**Goal:** Find and copy every line in the records that includes the string "osoite".

**Given data:**
------

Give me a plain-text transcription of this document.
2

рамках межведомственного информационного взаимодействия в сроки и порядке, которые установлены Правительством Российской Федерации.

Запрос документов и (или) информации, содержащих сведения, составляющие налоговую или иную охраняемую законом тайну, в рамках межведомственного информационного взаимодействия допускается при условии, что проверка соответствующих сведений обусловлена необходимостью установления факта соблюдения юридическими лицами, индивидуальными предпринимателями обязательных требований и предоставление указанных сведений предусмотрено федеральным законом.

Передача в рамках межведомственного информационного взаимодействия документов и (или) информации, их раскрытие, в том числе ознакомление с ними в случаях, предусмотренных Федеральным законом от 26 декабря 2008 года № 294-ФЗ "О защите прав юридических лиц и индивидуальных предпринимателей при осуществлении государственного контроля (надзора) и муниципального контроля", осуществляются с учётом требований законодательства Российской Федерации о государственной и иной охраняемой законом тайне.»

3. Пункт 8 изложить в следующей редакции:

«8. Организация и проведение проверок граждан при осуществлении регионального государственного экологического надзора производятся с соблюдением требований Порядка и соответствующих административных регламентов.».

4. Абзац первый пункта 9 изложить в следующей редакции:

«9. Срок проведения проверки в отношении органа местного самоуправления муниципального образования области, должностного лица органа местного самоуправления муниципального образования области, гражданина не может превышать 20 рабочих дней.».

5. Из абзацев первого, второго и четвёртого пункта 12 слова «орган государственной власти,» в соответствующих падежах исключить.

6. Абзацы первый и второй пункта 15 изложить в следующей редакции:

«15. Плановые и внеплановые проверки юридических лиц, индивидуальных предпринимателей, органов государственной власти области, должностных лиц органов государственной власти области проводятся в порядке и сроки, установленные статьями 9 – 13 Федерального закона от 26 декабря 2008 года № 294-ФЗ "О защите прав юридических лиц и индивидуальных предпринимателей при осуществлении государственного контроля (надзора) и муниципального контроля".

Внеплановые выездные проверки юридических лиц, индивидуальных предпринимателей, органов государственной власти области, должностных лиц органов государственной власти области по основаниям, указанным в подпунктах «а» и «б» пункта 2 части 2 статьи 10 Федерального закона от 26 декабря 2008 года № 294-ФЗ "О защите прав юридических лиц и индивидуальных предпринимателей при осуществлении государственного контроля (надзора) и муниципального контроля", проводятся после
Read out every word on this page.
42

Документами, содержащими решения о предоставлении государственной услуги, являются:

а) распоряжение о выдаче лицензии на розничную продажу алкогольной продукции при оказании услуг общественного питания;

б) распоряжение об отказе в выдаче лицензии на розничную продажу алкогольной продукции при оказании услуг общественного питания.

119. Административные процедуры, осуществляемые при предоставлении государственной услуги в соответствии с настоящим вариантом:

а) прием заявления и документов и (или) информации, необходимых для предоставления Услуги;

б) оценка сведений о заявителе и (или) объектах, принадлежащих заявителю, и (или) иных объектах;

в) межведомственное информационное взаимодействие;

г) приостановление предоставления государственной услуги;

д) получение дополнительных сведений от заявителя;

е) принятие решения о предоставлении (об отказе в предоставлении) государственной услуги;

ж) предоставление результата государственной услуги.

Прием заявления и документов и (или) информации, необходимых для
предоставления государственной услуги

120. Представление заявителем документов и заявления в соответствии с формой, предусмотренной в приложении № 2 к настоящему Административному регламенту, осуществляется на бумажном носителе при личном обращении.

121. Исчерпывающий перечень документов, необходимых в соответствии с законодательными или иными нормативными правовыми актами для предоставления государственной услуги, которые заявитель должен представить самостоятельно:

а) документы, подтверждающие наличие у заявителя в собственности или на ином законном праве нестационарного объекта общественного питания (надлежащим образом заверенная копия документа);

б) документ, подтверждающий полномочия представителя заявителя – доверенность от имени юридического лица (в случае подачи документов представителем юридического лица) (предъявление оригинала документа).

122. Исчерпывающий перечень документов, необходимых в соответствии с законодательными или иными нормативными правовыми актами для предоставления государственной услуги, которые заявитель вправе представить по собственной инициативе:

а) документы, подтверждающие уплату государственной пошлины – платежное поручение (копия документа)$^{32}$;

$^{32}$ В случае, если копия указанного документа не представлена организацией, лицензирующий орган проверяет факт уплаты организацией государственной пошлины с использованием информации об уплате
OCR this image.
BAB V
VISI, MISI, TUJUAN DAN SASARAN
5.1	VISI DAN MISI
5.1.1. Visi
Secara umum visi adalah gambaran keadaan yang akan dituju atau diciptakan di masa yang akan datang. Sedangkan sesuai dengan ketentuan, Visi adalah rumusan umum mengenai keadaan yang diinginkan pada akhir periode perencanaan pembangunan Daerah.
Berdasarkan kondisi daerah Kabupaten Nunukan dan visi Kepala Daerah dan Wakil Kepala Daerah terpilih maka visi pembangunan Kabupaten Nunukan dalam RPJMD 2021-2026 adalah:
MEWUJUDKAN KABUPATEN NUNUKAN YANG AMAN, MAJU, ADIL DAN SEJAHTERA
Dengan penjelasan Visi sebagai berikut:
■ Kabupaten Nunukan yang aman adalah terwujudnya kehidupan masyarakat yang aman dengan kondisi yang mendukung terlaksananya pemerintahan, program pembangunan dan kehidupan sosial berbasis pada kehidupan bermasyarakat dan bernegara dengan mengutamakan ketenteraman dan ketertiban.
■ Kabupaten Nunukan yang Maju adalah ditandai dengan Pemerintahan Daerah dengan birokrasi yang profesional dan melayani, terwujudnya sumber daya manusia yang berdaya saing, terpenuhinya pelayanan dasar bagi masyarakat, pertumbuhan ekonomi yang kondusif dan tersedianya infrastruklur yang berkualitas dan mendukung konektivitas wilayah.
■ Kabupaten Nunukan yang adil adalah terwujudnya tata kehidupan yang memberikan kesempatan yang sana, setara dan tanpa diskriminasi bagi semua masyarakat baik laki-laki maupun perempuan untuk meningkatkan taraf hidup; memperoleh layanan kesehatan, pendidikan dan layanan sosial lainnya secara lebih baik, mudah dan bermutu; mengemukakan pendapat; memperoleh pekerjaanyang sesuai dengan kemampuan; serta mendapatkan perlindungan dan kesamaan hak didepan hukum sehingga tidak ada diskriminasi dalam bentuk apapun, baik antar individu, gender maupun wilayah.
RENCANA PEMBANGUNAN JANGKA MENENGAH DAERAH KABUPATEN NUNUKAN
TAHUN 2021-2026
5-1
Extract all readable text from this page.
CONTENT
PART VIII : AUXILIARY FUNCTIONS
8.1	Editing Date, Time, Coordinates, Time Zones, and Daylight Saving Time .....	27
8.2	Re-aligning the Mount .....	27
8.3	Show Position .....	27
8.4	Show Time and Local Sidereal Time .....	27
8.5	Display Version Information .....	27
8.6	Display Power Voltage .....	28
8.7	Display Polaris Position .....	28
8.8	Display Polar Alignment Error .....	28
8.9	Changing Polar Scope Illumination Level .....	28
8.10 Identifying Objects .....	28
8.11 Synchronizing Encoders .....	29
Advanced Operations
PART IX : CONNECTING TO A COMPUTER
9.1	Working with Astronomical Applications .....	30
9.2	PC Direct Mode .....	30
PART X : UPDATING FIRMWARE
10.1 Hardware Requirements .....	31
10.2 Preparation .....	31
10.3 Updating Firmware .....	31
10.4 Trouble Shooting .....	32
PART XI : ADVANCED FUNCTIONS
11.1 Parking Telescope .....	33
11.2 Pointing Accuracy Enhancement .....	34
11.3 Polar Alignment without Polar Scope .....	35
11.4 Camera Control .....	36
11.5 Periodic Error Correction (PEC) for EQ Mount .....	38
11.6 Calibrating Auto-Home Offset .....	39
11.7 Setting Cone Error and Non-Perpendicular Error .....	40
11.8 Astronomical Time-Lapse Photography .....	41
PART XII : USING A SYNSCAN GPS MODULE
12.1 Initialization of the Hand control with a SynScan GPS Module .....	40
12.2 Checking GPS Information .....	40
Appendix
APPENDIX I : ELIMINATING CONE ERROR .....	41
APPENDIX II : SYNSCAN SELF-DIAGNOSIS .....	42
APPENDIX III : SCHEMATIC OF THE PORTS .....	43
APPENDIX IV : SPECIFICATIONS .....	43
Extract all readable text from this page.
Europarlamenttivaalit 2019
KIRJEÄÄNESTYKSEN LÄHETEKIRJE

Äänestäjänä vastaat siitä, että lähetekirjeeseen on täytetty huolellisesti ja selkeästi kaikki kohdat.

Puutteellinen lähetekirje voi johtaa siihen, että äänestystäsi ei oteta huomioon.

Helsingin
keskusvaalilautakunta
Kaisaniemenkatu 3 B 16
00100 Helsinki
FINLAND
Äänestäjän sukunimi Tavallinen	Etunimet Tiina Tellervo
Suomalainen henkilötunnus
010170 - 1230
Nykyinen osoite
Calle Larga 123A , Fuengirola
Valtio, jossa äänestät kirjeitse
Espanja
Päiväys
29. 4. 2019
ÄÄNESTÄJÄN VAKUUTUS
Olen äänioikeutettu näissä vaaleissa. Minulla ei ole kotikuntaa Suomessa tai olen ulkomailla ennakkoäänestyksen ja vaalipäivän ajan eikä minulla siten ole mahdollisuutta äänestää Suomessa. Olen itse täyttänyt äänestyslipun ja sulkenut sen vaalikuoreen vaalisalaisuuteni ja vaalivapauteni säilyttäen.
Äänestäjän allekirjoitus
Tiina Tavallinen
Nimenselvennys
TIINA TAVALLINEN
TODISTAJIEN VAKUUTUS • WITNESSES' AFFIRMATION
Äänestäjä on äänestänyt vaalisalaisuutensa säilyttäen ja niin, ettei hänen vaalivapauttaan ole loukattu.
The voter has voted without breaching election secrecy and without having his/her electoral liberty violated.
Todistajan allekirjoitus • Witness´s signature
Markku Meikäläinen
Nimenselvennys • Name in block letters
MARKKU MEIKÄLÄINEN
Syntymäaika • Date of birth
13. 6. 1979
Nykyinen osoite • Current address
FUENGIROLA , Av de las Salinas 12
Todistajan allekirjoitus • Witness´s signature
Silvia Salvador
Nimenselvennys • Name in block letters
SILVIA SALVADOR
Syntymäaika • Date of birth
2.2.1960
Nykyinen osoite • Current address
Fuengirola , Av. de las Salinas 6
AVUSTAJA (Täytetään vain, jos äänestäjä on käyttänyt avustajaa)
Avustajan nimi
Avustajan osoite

------

**Solution to this task:**
Nykyinen osoite
Nykyinen osoite • Current address
Nykyinen osoite • Current address
Avustajan osoite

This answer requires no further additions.